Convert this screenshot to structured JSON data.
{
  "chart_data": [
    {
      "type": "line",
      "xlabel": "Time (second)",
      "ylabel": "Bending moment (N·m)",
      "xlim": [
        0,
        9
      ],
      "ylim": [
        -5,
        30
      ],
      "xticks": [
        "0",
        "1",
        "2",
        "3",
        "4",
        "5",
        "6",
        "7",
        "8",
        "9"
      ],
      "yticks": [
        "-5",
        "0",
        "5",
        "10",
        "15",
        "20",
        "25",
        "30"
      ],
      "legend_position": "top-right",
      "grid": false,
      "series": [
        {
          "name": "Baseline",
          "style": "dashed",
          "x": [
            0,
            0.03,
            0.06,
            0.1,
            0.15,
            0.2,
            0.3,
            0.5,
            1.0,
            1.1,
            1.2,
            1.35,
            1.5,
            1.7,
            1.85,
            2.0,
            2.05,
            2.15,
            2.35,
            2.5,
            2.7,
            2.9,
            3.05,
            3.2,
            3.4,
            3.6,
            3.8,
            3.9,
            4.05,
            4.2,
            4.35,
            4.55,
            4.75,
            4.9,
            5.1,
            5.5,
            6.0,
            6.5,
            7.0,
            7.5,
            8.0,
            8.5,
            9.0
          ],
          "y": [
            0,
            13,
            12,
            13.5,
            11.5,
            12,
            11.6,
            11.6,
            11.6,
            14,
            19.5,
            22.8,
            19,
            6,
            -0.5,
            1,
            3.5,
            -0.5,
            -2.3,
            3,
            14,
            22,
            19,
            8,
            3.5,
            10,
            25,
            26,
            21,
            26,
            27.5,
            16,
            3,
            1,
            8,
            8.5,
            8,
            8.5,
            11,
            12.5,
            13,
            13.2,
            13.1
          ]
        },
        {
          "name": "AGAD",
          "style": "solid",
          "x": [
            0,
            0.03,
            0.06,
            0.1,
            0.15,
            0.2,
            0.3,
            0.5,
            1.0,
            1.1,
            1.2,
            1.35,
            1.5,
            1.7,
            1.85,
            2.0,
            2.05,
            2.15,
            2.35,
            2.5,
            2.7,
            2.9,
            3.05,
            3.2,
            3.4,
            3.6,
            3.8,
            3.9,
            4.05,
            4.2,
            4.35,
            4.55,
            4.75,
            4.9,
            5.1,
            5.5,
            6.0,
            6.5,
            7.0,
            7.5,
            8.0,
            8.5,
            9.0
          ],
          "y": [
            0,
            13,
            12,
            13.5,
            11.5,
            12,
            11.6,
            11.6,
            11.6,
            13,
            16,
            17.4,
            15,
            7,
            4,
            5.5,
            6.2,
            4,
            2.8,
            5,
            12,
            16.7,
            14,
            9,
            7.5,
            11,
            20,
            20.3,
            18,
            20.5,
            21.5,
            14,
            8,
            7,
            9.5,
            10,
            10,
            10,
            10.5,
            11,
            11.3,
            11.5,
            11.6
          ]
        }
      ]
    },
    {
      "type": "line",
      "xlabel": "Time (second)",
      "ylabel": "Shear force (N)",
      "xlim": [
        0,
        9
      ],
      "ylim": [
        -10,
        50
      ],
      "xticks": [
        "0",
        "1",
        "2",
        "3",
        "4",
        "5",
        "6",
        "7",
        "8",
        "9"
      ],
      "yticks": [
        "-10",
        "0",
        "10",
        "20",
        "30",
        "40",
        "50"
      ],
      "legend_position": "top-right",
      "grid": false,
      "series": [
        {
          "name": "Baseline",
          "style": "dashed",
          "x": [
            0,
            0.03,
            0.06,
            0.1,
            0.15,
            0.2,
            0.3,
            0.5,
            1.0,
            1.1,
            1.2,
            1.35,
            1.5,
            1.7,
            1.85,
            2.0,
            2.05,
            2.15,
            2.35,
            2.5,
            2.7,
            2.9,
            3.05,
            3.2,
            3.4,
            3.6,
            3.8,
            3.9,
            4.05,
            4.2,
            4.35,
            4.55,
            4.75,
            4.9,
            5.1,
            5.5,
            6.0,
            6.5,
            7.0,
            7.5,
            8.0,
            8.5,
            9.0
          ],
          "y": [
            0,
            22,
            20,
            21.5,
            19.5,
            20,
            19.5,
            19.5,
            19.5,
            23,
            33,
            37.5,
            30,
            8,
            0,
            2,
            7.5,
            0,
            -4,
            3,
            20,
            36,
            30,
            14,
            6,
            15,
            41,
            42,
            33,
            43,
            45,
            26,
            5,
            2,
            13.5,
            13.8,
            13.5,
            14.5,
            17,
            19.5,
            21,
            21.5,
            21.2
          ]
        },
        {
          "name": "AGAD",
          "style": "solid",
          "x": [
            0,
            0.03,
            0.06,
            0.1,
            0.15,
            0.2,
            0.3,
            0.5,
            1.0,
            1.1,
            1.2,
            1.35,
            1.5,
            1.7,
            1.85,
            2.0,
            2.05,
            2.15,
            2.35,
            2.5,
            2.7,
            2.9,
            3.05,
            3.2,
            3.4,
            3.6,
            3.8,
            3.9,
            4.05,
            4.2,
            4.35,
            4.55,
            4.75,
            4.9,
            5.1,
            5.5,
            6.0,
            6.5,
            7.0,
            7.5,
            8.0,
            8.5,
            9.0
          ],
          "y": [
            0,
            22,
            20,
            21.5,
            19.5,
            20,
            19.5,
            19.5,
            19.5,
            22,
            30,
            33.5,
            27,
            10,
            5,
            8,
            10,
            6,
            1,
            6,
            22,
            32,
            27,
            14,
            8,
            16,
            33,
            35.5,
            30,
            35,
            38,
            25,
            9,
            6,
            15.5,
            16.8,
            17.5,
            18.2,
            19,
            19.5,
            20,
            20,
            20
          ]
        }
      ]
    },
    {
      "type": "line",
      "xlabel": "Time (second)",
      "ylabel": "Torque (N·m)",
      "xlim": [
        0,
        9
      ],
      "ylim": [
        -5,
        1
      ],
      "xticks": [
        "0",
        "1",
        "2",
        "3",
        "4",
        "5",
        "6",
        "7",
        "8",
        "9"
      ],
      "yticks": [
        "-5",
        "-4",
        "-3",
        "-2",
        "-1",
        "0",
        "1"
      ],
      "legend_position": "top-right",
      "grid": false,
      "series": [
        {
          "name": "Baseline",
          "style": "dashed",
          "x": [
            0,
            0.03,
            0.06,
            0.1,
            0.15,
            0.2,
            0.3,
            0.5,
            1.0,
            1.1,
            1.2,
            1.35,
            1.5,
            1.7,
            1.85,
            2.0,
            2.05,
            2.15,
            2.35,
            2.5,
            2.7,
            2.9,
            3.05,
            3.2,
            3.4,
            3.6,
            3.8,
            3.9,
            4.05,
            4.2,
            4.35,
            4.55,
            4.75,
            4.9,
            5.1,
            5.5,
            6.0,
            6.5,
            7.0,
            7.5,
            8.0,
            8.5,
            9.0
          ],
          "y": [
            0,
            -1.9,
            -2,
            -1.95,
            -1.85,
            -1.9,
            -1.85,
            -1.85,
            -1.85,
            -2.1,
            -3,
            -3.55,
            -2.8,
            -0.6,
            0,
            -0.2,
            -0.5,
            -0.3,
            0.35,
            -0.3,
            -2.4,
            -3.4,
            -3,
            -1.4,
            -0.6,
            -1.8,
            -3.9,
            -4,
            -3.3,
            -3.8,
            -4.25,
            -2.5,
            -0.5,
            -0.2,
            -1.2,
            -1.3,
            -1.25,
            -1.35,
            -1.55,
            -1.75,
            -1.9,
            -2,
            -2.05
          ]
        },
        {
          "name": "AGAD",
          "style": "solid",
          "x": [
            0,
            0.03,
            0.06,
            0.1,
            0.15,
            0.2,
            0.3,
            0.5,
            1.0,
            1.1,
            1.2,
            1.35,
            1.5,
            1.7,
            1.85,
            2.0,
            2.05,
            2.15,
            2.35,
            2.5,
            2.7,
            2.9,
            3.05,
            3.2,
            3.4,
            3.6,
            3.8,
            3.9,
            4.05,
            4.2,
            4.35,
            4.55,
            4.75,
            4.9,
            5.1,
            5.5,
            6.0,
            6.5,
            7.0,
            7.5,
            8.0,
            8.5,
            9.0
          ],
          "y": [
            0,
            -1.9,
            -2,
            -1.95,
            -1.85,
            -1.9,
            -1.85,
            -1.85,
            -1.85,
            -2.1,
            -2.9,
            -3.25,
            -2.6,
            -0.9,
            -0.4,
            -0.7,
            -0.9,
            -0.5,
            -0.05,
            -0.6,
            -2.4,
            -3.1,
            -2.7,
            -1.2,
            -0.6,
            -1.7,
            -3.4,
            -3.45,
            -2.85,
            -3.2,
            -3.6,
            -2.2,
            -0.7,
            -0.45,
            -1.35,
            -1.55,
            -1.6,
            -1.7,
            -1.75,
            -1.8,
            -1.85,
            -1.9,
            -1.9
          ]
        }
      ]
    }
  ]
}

_Set task_
Tally the lines in the entries above that hold the word "ylabel". Reply with nothing but that count.

_Exercise answer_
3